## THE PROBLEM
Skip the pictures. Reproduce all other material exactly.

= = =

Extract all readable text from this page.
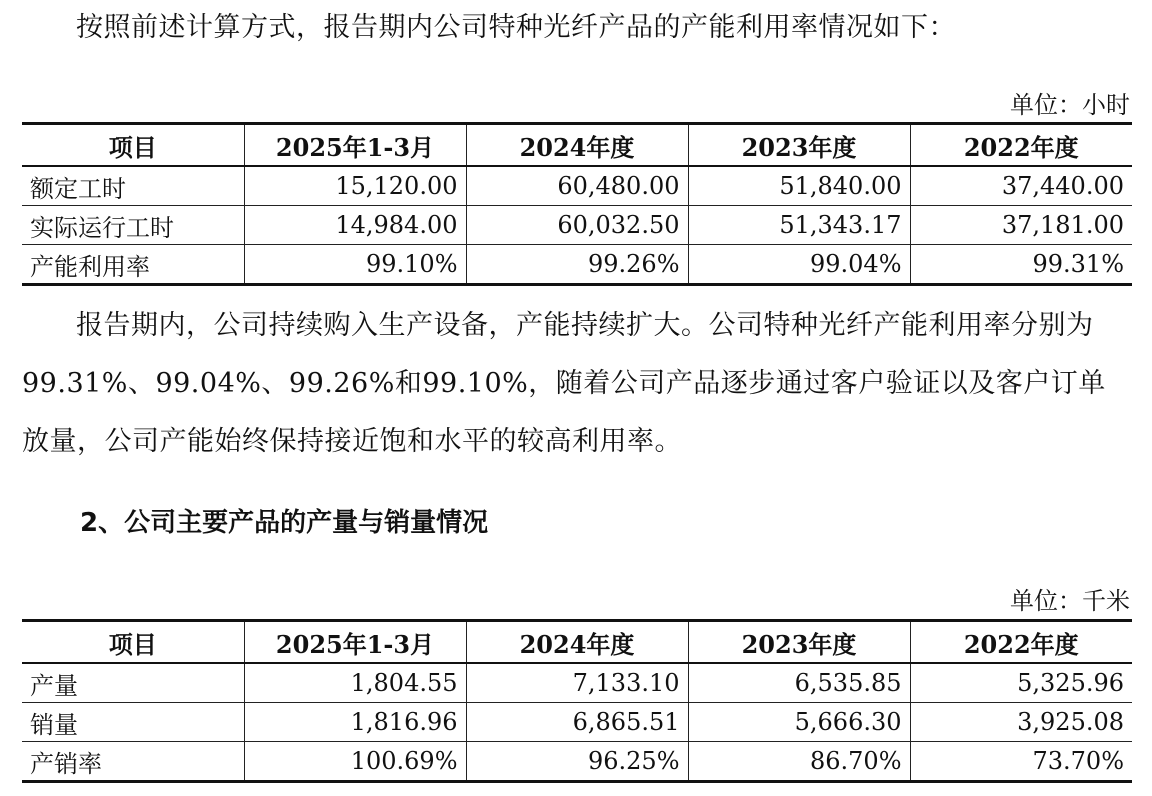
按照前述计算方式，报告期内公司特种光纤产品的产能利用率情况如下：

单位：小时

项目	2025年1-3月	2024年度	2023年度	2022年度
额定工时	15,120.00	60,480.00	51,840.00	37,440.00
实际运行工时	14,984.00	60,032.50	51,343.17	37,181.00
产能利用率	99.10%	99.26%	99.04%	99.31%

报告期内，公司持续购入生产设备，产能持续扩大。公司特种光纤产能利用率分别为99.31%、99.04%、99.26%和99.10%，随着公司产品逐步通过客户验证以及客户订单放量，公司产能始终保持接近饱和水平的较高利用率。

2、公司主要产品的产量与销量情况

单位：千米

项目	2025年1-3月	2024年度	2023年度	2022年度
产量	1,804.55	7,133.10	6,535.85	5,325.96
销量	1,816.96	6,865.51	5,666.30	3,925.08
产销率	100.69%	96.25%	86.70%	73.70%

= = =

## FULL SOLUTION
Extract all readable text from this page.
按照前述计算方式，报告期内公司特种光纤产品的产能利用率情况如下：

单位：小时

项目	2025年1-3月	2024年度	2023年度	2022年度
额定工时	15,120.00	60,480.00	51,840.00	37,440.00
实际运行工时	14,984.00	60,032.50	51,343.17	37,181.00
产能利用率	99.10%	99.26%	99.04%	99.31%

报告期内，公司持续购入生产设备，产能持续扩大。公司特种光纤产能利用率分别为99.31%、99.04%、99.26%和99.10%，随着公司产品逐步通过客户验证以及客户订单放量，公司产能始终保持接近饱和水平的较高利用率。

2、公司主要产品的产量与销量情况

单位：千米

项目	2025年1-3月	2024年度	2023年度	2022年度
产量	1,804.55	7,133.10	6,535.85	5,325.96
销量	1,816.96	6,865.51	5,666.30	3,925.08
产销率	100.69%	96.25%	86.70%	73.70%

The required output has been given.